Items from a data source
* Begin *
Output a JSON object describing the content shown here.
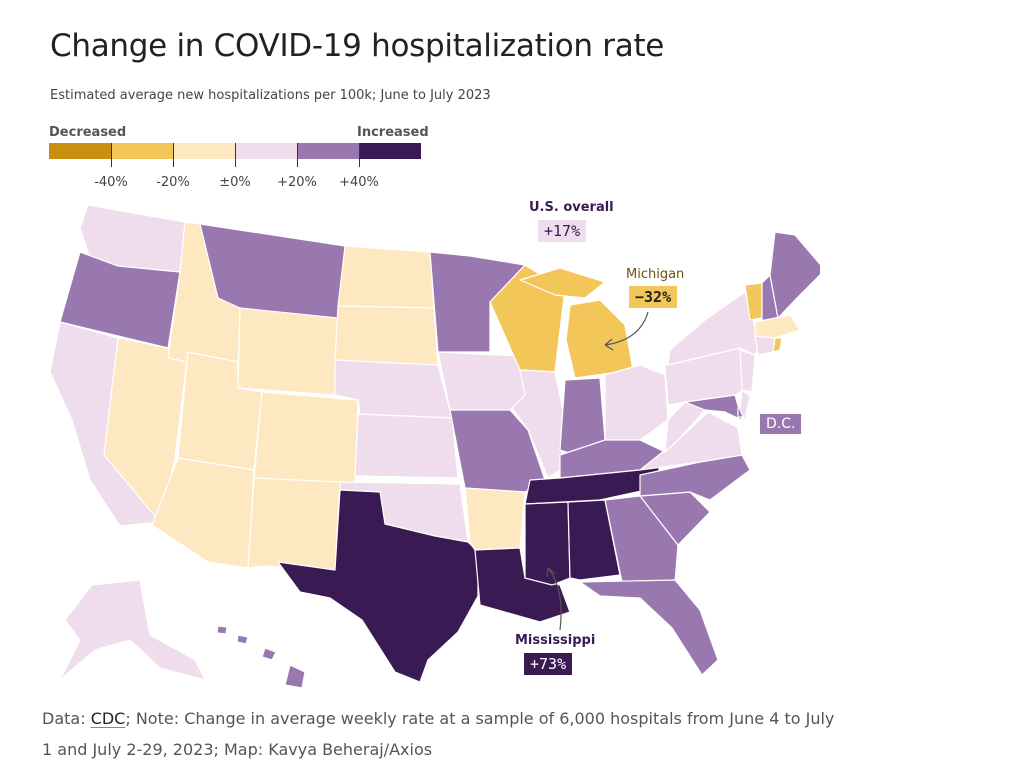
{
  "title": "Change in COVID-19 hospitalization rate",
  "subtitle": "Estimated average new hospitalizations per 100k; June to July 2023",
  "legend": {
    "low_label": "Decreased",
    "high_label": "Increased",
    "ticks": [
      "-40%",
      "-20%",
      "±0%",
      "+20%",
      "+40%"
    ],
    "colors": [
      "#c8900e",
      "#f3c65a",
      "#fde8c2",
      "#efdced",
      "#9978b0",
      "#3a1a52"
    ]
  },
  "callouts": {
    "us": {
      "label": "U.S. overall",
      "value": "+17%"
    },
    "michigan": {
      "label": "Michigan",
      "value": "−32%"
    },
    "dc": {
      "label": "D.C."
    },
    "mississippi": {
      "label": "Mississippi",
      "value": "+73%"
    }
  },
  "colors": {
    "dec_strong": "#f3c65a",
    "dec_light": "#fde8c2",
    "inc_light": "#efdced",
    "inc_mid": "#9978b0",
    "inc_strong": "#3a1a52",
    "label_purple": "#3a1a52",
    "label_gold": "#6b5210"
  },
  "footer": {
    "prefix": "Data: ",
    "link": "CDC",
    "rest": "; Note: Change in average weekly rate at a sample of 6,000 hospitals from June 4 to July 1 and July 2-29, 2023; Map: Kavya Beheraj/Axios"
  }
}
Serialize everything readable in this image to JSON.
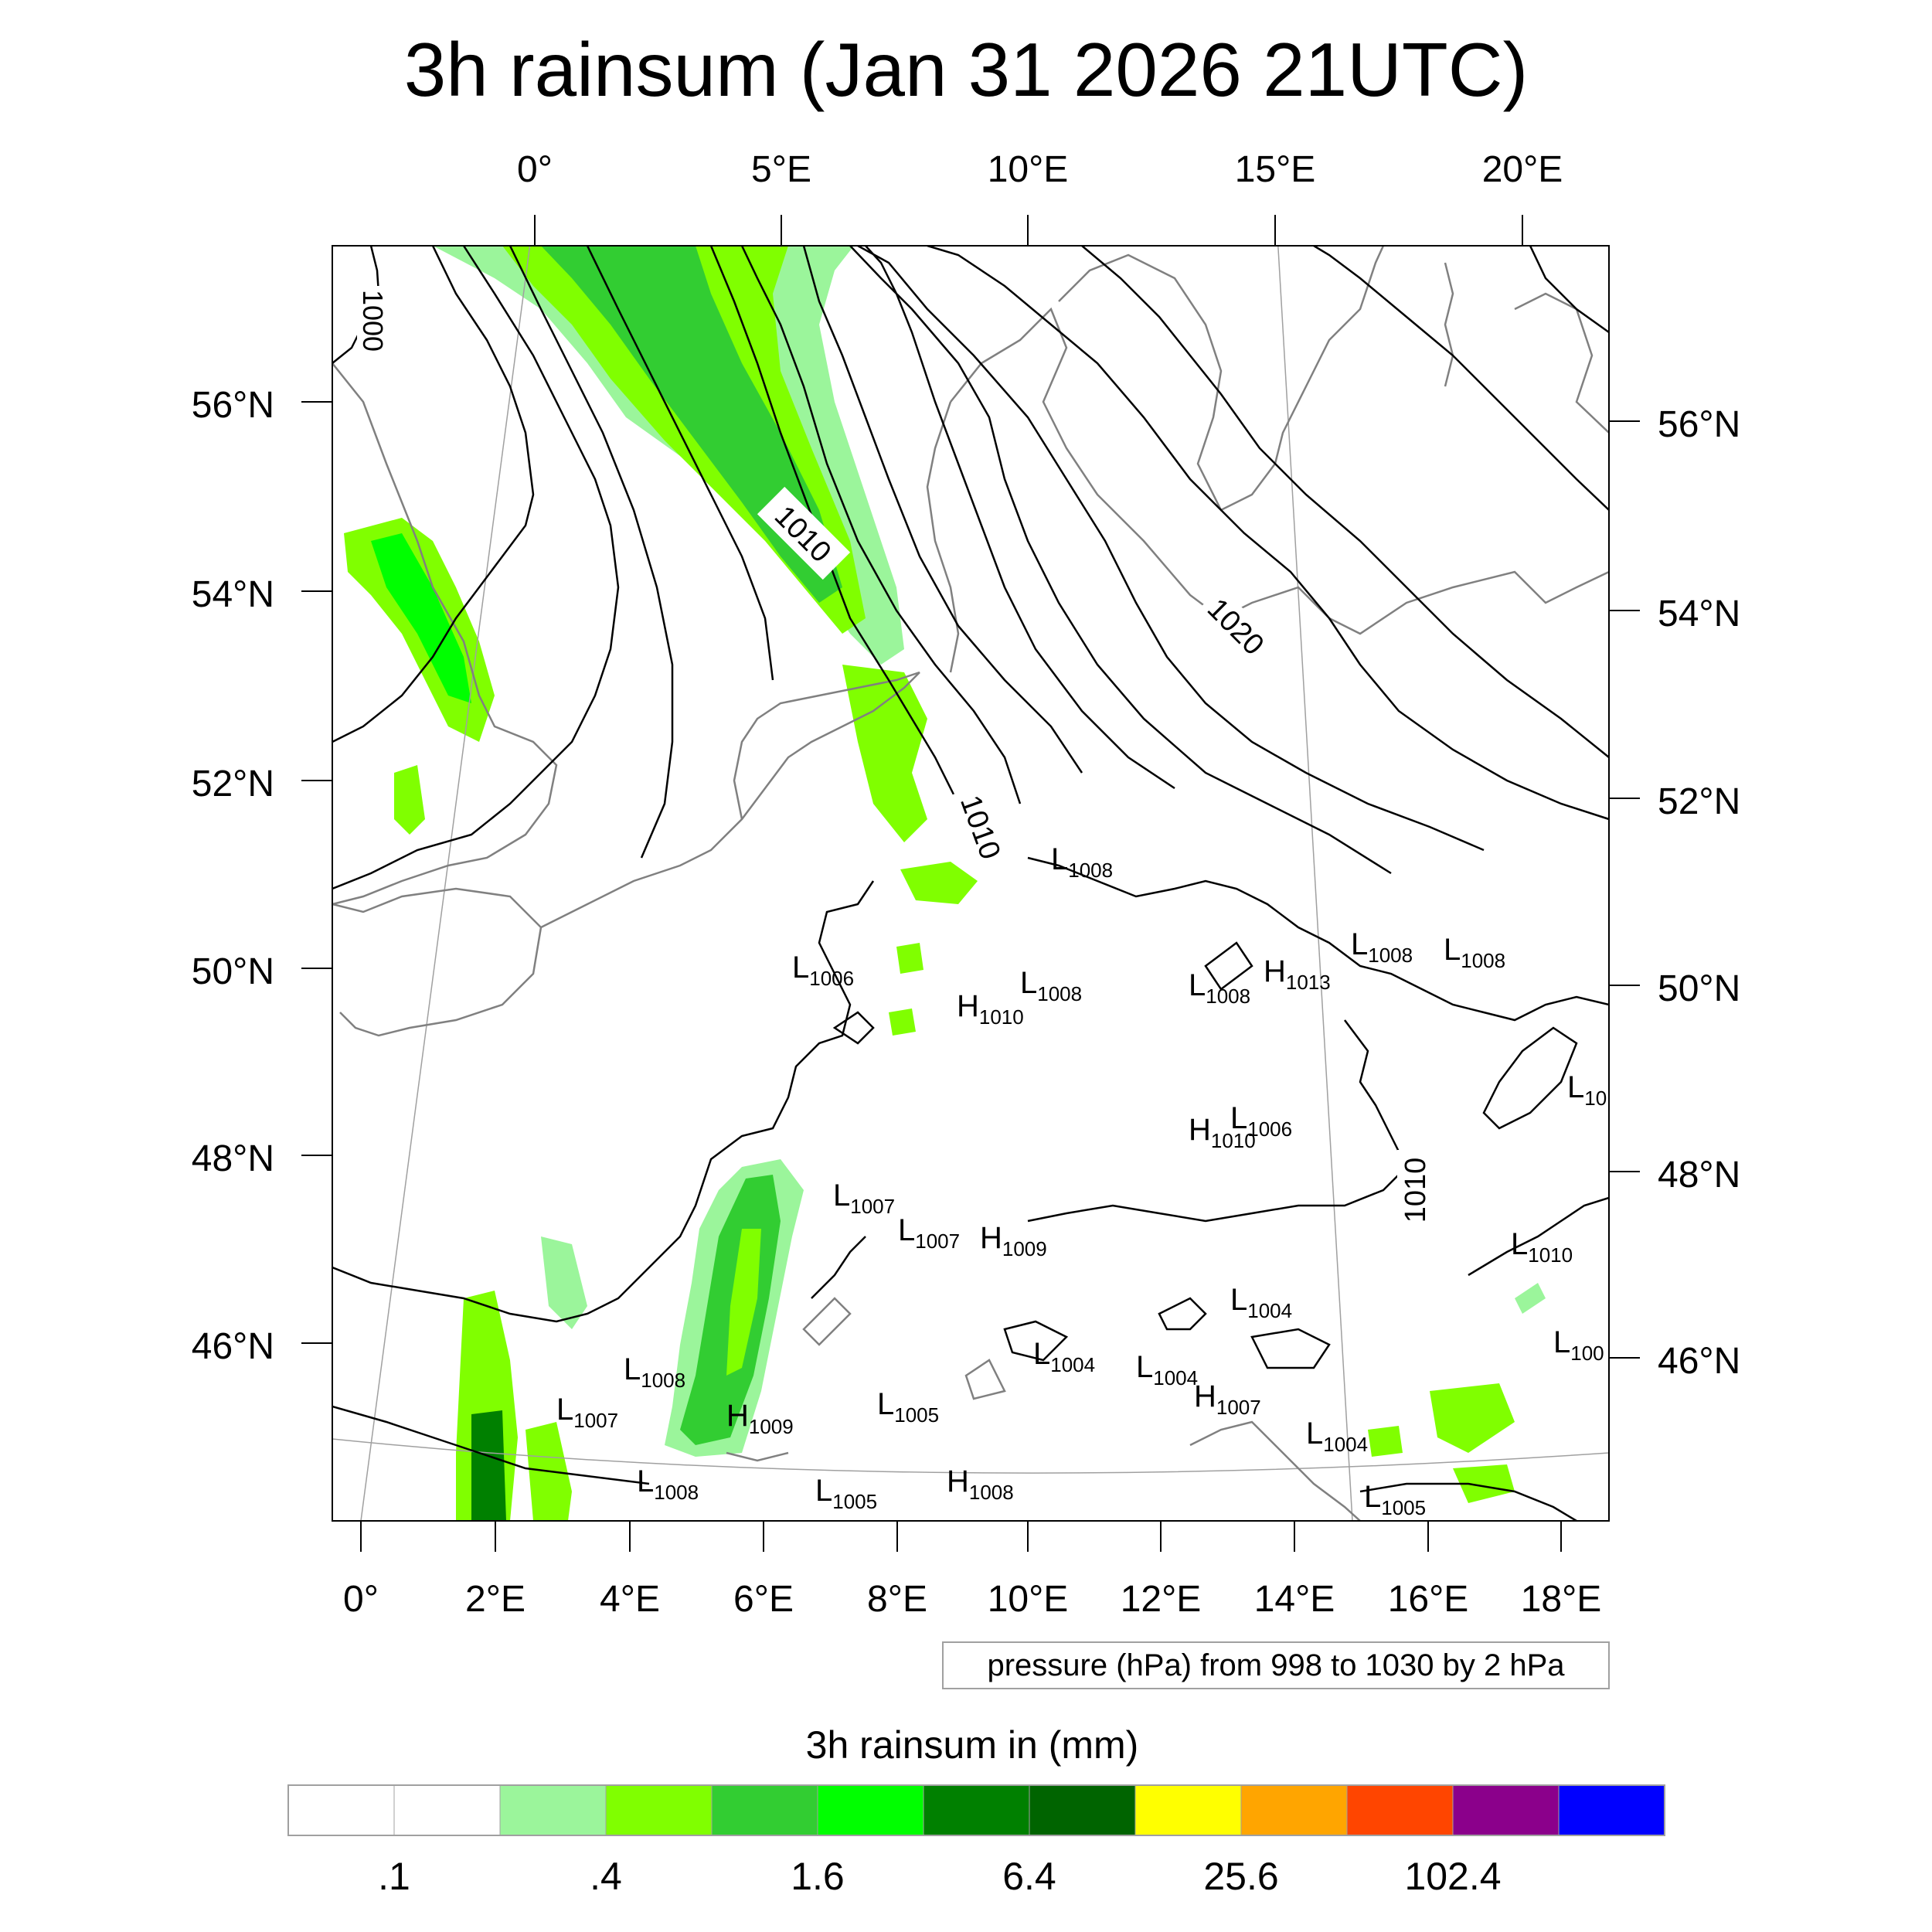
{
  "title": "3h rainsum (Jan 31 2026 21UTC)",
  "axes": {
    "top_lon_labels": [
      "0°",
      "5°E",
      "10°E",
      "15°E",
      "20°E"
    ],
    "bottom_lon_labels": [
      "0°",
      "2°E",
      "4°E",
      "6°E",
      "8°E",
      "10°E",
      "12°E",
      "14°E",
      "16°E",
      "18°E"
    ],
    "left_lat_labels": [
      "56°N",
      "54°N",
      "52°N",
      "50°N",
      "48°N",
      "46°N"
    ],
    "right_lat_labels": [
      "56°N",
      "54°N",
      "52°N",
      "50°N",
      "48°N",
      "46°N"
    ]
  },
  "contour_labels": [
    "1000",
    "1010",
    "1020",
    "1010",
    "1010"
  ],
  "pressure_centers": [
    {
      "type": "L",
      "value": "1008"
    },
    {
      "type": "L",
      "value": "1006"
    },
    {
      "type": "L",
      "value": "1008"
    },
    {
      "type": "H",
      "value": "1010"
    },
    {
      "type": "L",
      "value": "1008"
    },
    {
      "type": "H",
      "value": "1013"
    },
    {
      "type": "L",
      "value": "1008"
    },
    {
      "type": "L",
      "value": "1008"
    },
    {
      "type": "L",
      "value": "10"
    },
    {
      "type": "L",
      "value": "1006"
    },
    {
      "type": "H",
      "value": "1010"
    },
    {
      "type": "L",
      "value": "1007"
    },
    {
      "type": "L",
      "value": "1007"
    },
    {
      "type": "H",
      "value": "1009"
    },
    {
      "type": "L",
      "value": "1010"
    },
    {
      "type": "L",
      "value": "1004"
    },
    {
      "type": "L",
      "value": "100"
    },
    {
      "type": "L",
      "value": "1008"
    },
    {
      "type": "L",
      "value": "1004"
    },
    {
      "type": "L",
      "value": "1004"
    },
    {
      "type": "L",
      "value": "1007"
    },
    {
      "type": "H",
      "value": "1009"
    },
    {
      "type": "L",
      "value": "1005"
    },
    {
      "type": "H",
      "value": "1007"
    },
    {
      "type": "L",
      "value": "1004"
    },
    {
      "type": "L",
      "value": "1008"
    },
    {
      "type": "L",
      "value": "1005"
    },
    {
      "type": "H",
      "value": "1008"
    },
    {
      "type": "L",
      "value": "1005"
    }
  ],
  "contour_info": "pressure (hPa) from 998 to 1030 by 2 hPa",
  "colorbar": {
    "title": "3h rainsum in (mm)",
    "colors": [
      "#ffffff",
      "#ffffff",
      "#9bf59b",
      "#80ff00",
      "#32cd32",
      "#00ff00",
      "#008000",
      "#006400",
      "#ffff00",
      "#ffa500",
      "#ff4500",
      "#8b008b",
      "#0000ff"
    ],
    "tick_labels": [
      ".1",
      ".4",
      "1.6",
      "6.4",
      "25.6",
      "102.4"
    ]
  },
  "colors": {
    "coastline": "#808080",
    "isobar": "#000000",
    "graticule": "#a0a0a0"
  }
}
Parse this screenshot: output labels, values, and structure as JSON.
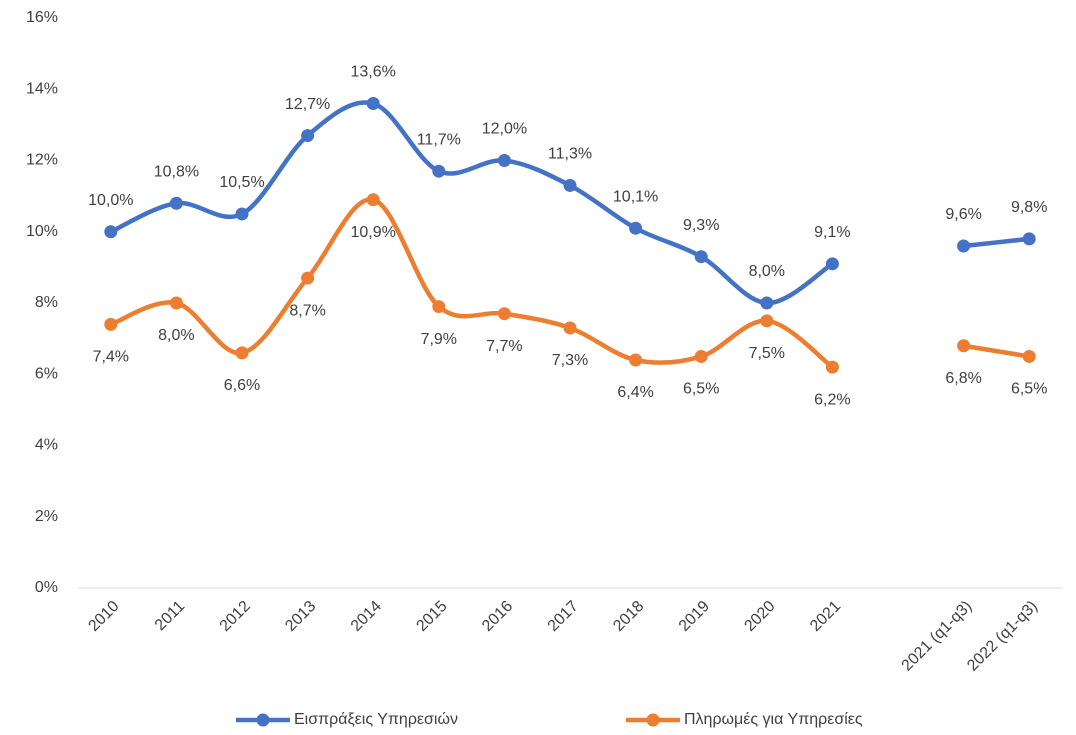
{
  "chart_data": {
    "type": "line",
    "categories": [
      "2010",
      "2011",
      "2012",
      "2013",
      "2014",
      "2015",
      "2016",
      "2017",
      "2018",
      "2019",
      "2020",
      "2021",
      null,
      "2021 (q1-q3)",
      "2022 (q1-q3)"
    ],
    "series": [
      {
        "name": "Εισπράξεις Υπηρεσιών",
        "color": "#4472c4",
        "values": [
          10.0,
          10.8,
          10.5,
          12.7,
          13.6,
          11.7,
          12.0,
          11.3,
          10.1,
          9.3,
          8.0,
          9.1,
          null,
          9.6,
          9.8
        ],
        "value_labels": [
          "10,0%",
          "10,8%",
          "10,5%",
          "12,7%",
          "13,6%",
          "11,7%",
          "12,0%",
          "11,3%",
          "10,1%",
          "9,3%",
          "8,0%",
          "9,1%",
          null,
          "9,6%",
          "9,8%"
        ]
      },
      {
        "name": "Πληρωμές για Υπηρεσίες",
        "color": "#ed7d31",
        "values": [
          7.4,
          8.0,
          6.6,
          8.7,
          10.9,
          7.9,
          7.7,
          7.3,
          6.4,
          6.5,
          7.5,
          6.2,
          null,
          6.8,
          6.5
        ],
        "value_labels": [
          "7,4%",
          "8,0%",
          "6,6%",
          "8,7%",
          "10,9%",
          "7,9%",
          "7,7%",
          "7,3%",
          "6,4%",
          "6,5%",
          "7,5%",
          "6,2%",
          null,
          "6,8%",
          "6,5%"
        ]
      }
    ],
    "ylim": [
      0,
      16
    ],
    "yticks": [
      {
        "value": 0,
        "label": "0%"
      },
      {
        "value": 2,
        "label": "2%"
      },
      {
        "value": 4,
        "label": "4%"
      },
      {
        "value": 6,
        "label": "6%"
      },
      {
        "value": 8,
        "label": "8%"
      },
      {
        "value": 10,
        "label": "10%"
      },
      {
        "value": 12,
        "label": "12%"
      },
      {
        "value": 14,
        "label": "14%"
      },
      {
        "value": 16,
        "label": "16%"
      }
    ],
    "grid": false,
    "legend": "bottom"
  }
}
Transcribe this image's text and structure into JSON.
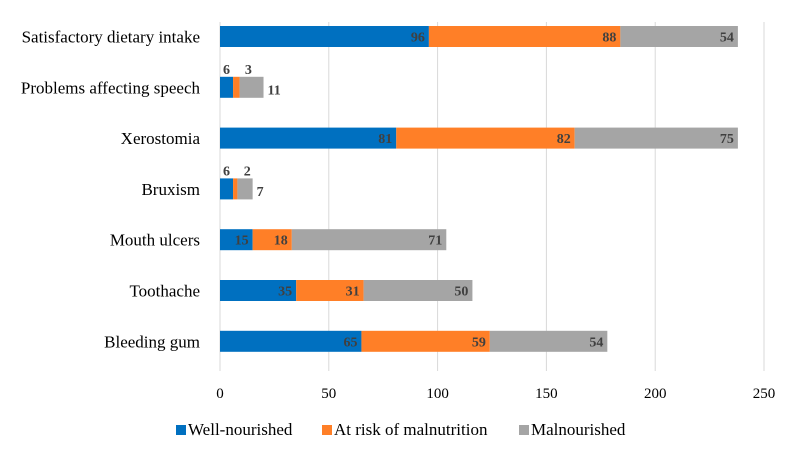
{
  "chart_data": {
    "type": "bar",
    "orientation": "horizontal",
    "stacked": true,
    "title": "",
    "xlabel": "",
    "ylabel": "",
    "xlim": [
      0,
      250
    ],
    "xticks": [
      0,
      50,
      100,
      150,
      200,
      250
    ],
    "grid": true,
    "legend_position": "bottom",
    "categories": [
      "Satisfactory dietary intake",
      "Problems affecting speech",
      "Xerostomia",
      "Bruxism",
      "Mouth ulcers",
      "Toothache",
      "Bleeding gum"
    ],
    "series": [
      {
        "name": "Well-nourished",
        "color": "#0070C0",
        "values": [
          96,
          6,
          81,
          6,
          15,
          35,
          65
        ]
      },
      {
        "name": "At risk of malnutrition",
        "color": "#FF7F27",
        "values": [
          88,
          3,
          82,
          2,
          18,
          31,
          59
        ]
      },
      {
        "name": "Malnourished",
        "color": "#A5A5A5",
        "values": [
          54,
          11,
          75,
          7,
          71,
          50,
          54
        ]
      }
    ]
  }
}
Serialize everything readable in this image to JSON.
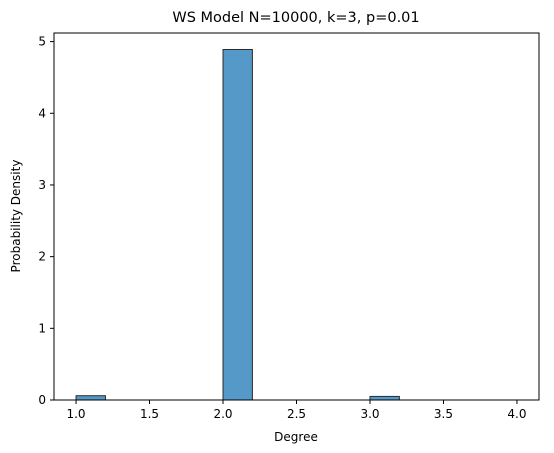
{
  "chart_data": {
    "type": "bar",
    "title": "WS Model N=10000, k=3, p=0.01",
    "xlabel": "Degree",
    "ylabel": "Probability Density",
    "xlim": [
      0.85,
      4.15
    ],
    "ylim": [
      0,
      5.12
    ],
    "xticks": [
      1.0,
      1.5,
      2.0,
      2.5,
      3.0,
      3.5,
      4.0
    ],
    "xtick_labels": [
      "1.0",
      "1.5",
      "2.0",
      "2.5",
      "3.0",
      "3.5",
      "4.0"
    ],
    "yticks": [
      0,
      1,
      2,
      3,
      4,
      5
    ],
    "ytick_labels": [
      "0",
      "1",
      "2",
      "3",
      "4",
      "5"
    ],
    "bins": [
      {
        "x0": 1.0,
        "x1": 1.2,
        "value": 0.06
      },
      {
        "x0": 2.0,
        "x1": 2.2,
        "value": 4.89
      },
      {
        "x0": 3.0,
        "x1": 3.2,
        "value": 0.05
      }
    ],
    "bar_color": "#5499c7",
    "edge_color": "#2b2b2b",
    "grid": false,
    "legend": "none"
  }
}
* End *
* **SET EXERCISE**:
Copy each line that contains the word "JSON".

* **REPLY TO THE TASK**:
Output a JSON object describing the content shown here.
Serialize everything readable in this image to JSON.
Parse this screenshot: output labels, values, and structure as JSON.
Transcribe this image's text and structure into JSON.
Serialize everything readable in this image to JSON.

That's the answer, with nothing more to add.